Why has WHO included it as one of the threats to global health in 2019?

  • Globally, there was a 30% increase in measles cases in 2018.
  • Therefore, the World Health Organisation (WHO), in January 2019, had included “vaccination hesitancy” as one of the 10 threats to global health last year.
  • After the increase in the measles cases in 2018, there have been around 3,65,000 measles cases reported from 182 countries in the first 6 months of 2019.
  • The highest increase, of 900% in the first six months in 2019 compared with the same period in 2018, has been from the WHO African region, with the Democratic Republic of the Congo, Madagascar and Nigeria having the majority of these cases.
  • There has been a sharp increase in the WHO European Region, with 90,000 cases recorded in the first 6 months of 2019. This is more than the numbers recorded for the whole of 2018.
  • In recent years, there has been an unprecedented increase in the spread of infection in the European region. There were 1,74,000 cases from 49 of the 53 countries between January 2018 and June 2019.
  • By mid-November 2019, over 4,00,000 cases were reported globally.
::::
Answer these questions about the measles text:
1. By what percentage did measles cases increase globally in 2018?
2. What did WHO include in January 2019 as one of the 10 threats to global health?
3. Which three countries had most of the cases in the WHO African region?
::::
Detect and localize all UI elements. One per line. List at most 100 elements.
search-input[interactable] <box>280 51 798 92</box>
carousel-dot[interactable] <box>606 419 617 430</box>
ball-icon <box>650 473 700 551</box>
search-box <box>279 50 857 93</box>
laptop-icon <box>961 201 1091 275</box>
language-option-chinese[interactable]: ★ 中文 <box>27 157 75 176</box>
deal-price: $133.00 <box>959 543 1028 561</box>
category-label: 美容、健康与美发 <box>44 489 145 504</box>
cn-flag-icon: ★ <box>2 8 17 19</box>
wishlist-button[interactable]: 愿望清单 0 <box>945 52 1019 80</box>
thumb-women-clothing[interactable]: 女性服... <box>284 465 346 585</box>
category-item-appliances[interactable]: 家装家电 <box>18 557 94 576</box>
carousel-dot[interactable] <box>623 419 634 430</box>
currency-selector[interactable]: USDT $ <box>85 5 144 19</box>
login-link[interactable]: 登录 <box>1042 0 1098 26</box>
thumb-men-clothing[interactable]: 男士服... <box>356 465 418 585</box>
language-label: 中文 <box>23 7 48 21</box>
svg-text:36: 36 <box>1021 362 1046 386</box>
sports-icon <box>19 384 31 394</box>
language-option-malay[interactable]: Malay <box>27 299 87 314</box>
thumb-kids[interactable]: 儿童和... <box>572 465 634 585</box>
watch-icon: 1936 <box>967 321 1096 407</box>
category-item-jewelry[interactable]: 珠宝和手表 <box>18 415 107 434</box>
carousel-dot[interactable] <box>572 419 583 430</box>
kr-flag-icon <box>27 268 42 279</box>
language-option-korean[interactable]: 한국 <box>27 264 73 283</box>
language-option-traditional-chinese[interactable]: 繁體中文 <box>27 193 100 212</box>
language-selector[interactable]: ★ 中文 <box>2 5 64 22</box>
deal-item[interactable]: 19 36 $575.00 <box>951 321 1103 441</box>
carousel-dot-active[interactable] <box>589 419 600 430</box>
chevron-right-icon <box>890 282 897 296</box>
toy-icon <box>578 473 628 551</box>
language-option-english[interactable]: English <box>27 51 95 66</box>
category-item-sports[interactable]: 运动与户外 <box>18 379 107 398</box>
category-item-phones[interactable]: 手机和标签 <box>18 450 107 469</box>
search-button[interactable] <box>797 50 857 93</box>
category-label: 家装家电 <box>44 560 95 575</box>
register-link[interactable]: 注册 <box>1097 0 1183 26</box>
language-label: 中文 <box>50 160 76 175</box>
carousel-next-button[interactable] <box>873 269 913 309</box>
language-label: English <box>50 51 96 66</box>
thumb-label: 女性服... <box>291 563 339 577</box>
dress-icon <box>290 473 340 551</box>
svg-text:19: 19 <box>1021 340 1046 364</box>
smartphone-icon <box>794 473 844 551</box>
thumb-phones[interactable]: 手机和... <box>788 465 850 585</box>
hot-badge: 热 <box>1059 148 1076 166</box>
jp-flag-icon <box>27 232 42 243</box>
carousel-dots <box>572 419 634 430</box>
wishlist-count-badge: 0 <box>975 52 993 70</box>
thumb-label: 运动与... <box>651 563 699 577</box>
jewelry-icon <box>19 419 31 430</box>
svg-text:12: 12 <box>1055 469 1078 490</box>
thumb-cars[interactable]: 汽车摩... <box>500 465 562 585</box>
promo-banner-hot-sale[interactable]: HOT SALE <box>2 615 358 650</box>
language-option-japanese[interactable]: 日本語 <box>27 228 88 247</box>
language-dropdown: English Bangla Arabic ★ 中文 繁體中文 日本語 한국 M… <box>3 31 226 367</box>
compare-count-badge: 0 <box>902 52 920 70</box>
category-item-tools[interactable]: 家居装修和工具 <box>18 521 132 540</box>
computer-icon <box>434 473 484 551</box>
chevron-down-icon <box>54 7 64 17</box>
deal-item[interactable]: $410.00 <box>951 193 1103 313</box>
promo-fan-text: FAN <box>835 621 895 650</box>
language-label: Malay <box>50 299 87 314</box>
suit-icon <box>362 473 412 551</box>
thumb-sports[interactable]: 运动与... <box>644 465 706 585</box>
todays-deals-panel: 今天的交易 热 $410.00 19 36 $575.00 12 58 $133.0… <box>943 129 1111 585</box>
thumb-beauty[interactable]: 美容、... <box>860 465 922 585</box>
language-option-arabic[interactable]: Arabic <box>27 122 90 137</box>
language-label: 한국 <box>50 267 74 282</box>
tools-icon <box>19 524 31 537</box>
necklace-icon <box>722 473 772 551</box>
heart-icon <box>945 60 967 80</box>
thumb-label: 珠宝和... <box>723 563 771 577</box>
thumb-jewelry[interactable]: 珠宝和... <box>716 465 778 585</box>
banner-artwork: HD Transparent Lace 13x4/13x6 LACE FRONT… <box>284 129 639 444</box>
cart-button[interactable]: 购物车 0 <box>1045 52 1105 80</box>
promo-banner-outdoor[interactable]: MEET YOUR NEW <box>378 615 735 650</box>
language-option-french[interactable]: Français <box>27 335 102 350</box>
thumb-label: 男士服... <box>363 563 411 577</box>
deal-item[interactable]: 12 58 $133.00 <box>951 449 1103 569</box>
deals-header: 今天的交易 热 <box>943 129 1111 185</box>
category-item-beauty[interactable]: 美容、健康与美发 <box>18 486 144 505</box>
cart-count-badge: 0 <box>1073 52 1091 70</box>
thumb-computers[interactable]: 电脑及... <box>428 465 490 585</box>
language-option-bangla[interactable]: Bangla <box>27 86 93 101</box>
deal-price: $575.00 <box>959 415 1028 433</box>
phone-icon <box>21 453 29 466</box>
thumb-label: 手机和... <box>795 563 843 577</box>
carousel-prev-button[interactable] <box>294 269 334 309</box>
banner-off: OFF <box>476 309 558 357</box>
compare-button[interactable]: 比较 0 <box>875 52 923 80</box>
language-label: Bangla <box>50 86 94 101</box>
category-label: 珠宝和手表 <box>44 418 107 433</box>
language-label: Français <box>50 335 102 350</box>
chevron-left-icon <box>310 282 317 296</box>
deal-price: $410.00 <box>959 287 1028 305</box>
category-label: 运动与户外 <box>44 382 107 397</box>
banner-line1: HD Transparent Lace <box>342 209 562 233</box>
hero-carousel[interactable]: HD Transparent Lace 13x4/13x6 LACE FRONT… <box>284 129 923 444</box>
::::
> [Answer to this problem]
1. 30%
2. Vaccination hesitancy
3. The Democratic Republic of the Congo, Madagascar and Nigeria